__Teks Sumber__
......
Tinta Media - Ketua Forum Doktor Muslim Peduli Bangsa (FDMPB) Dr. Ahmad Sastra, M.M. menyampaikan bahwa pendidikan itu penting, sangat strategis,
investasi masa depan bangsa.
"Kalau kita coba baca filsafat pendidikan baik di dalam
Islam maupun di Barat itu secara ontologis sama, bahwa pendidikan itu penting,
pendidikan itu sangat strategis bahkan menjadi investasi masa depan
bangsa," tuturnya dalam live FGD FORDOK #43. UKT dan Kapitalisme
Pendidikan: Membedah Akar Masalah Pendidikan Nasional di kanal YouTube Forum
Dokter Muslim Peduli Bangsa, Sabtu (25/5/2024).
......
Entri dataset tata letak
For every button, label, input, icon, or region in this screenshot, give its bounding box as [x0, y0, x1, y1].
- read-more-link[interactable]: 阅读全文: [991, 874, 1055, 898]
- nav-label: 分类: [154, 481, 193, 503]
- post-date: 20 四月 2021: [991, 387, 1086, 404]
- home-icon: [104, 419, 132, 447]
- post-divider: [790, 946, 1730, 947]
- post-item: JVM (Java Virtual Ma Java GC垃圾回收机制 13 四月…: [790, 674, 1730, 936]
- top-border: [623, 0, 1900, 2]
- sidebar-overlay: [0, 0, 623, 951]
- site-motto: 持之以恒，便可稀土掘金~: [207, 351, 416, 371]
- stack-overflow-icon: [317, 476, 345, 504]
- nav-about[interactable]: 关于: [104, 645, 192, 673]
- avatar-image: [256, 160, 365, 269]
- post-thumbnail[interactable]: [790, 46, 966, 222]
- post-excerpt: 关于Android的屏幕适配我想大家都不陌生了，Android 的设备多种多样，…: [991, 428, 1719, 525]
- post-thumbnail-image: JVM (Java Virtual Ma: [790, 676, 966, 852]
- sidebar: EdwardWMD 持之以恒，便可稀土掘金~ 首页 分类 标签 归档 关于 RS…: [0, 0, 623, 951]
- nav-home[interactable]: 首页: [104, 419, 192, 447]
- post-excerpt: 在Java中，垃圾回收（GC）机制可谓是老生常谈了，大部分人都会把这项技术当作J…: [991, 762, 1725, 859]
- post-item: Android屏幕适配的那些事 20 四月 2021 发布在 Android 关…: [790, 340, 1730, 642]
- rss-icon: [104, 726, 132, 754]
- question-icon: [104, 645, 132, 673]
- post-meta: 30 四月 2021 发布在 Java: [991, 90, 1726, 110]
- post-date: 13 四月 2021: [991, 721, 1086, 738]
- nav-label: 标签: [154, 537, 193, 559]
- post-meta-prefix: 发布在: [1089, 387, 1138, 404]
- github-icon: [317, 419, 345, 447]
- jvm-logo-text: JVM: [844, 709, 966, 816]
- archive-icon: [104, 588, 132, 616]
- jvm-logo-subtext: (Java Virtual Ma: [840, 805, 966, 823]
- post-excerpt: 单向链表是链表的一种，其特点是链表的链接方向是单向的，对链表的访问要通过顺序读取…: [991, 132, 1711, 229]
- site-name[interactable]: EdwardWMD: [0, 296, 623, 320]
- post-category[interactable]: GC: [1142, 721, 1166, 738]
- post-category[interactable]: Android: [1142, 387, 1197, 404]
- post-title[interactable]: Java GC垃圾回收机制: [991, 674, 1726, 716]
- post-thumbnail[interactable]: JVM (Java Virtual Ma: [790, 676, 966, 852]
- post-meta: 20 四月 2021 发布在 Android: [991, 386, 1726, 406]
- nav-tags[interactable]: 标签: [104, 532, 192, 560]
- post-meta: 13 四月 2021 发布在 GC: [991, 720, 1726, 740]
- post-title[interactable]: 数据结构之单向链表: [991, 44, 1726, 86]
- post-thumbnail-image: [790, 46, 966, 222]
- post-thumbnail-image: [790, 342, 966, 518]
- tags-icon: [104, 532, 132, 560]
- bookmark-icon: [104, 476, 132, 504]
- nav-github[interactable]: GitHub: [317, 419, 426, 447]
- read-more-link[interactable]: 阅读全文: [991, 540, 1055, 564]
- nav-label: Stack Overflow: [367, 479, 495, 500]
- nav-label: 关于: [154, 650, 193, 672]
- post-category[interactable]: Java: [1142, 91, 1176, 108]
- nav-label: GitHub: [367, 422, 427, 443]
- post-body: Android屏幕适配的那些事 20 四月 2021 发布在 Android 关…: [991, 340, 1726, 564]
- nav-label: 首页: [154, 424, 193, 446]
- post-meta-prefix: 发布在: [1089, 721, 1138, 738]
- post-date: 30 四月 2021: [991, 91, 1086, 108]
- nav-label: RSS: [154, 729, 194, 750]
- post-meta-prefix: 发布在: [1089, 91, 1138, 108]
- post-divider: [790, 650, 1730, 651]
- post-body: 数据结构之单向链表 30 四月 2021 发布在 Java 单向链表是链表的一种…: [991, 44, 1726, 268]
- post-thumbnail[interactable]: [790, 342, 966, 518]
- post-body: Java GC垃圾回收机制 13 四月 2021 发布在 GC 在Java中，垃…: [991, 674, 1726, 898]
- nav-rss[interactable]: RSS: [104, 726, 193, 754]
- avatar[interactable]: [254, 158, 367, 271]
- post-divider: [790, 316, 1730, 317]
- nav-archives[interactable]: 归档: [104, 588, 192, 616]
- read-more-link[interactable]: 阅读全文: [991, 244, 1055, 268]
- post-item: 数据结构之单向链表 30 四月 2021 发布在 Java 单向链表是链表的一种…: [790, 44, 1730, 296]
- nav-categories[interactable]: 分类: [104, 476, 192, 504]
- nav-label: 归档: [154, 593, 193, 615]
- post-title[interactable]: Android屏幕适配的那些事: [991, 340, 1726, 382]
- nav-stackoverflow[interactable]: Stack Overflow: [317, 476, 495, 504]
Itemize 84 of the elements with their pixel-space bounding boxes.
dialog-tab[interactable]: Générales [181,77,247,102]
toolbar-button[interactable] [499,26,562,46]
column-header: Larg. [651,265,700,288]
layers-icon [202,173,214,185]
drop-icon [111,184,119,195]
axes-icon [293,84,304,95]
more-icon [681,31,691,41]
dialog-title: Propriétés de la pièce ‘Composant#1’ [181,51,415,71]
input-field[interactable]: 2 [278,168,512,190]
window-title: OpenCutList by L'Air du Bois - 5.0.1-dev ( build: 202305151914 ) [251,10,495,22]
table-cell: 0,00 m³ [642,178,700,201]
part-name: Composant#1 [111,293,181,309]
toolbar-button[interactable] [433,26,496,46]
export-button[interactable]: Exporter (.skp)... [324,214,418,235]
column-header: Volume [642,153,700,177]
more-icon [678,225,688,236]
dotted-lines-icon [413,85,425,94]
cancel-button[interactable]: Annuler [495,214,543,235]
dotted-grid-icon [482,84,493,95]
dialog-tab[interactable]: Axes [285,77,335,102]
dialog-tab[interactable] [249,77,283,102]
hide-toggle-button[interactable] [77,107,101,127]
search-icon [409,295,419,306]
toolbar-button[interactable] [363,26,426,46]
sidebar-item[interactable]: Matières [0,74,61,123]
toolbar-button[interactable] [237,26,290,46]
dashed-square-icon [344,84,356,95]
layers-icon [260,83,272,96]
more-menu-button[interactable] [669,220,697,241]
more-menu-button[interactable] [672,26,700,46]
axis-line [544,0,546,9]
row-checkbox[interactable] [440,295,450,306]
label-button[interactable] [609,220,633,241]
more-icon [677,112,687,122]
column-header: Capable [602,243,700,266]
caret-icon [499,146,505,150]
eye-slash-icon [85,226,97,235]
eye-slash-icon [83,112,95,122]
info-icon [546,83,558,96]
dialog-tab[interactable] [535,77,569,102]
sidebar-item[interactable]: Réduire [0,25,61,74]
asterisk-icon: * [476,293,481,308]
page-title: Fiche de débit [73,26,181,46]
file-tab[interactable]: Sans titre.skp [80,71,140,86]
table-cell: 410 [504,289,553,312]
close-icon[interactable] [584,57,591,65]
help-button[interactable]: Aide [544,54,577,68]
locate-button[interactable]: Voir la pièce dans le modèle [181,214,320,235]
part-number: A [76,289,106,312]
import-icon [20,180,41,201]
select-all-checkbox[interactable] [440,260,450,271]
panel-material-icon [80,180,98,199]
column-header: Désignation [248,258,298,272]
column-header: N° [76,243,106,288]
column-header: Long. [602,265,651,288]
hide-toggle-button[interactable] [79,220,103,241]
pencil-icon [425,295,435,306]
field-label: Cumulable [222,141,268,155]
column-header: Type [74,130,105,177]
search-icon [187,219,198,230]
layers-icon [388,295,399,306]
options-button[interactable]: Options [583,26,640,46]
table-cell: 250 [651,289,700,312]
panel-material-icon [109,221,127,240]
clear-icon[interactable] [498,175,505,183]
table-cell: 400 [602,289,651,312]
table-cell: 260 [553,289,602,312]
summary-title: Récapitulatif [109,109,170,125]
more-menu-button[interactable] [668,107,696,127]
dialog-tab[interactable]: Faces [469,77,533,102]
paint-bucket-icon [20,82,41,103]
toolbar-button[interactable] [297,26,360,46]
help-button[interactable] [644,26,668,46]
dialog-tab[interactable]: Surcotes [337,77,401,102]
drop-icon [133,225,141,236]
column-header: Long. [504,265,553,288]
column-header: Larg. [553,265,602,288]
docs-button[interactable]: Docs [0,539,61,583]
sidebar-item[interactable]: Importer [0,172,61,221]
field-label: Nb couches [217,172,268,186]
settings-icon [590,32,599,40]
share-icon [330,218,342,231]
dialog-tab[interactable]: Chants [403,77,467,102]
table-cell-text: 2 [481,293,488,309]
......
Cetak persis bagian teks sumber yang diawali dengan kata-kata "Tinta Media - Ketua" dan diakhiri dengan "masa depan bangsa.".

__Hasil Tugas__
Tinta Media - Ketua Forum Doktor Muslim Peduli Bangsa (FDMPB) Dr. Ahmad Sastra, M.M. menyampaikan bahwa pendidikan itu penting, sangat strategis,
investasi masa depan bangsa.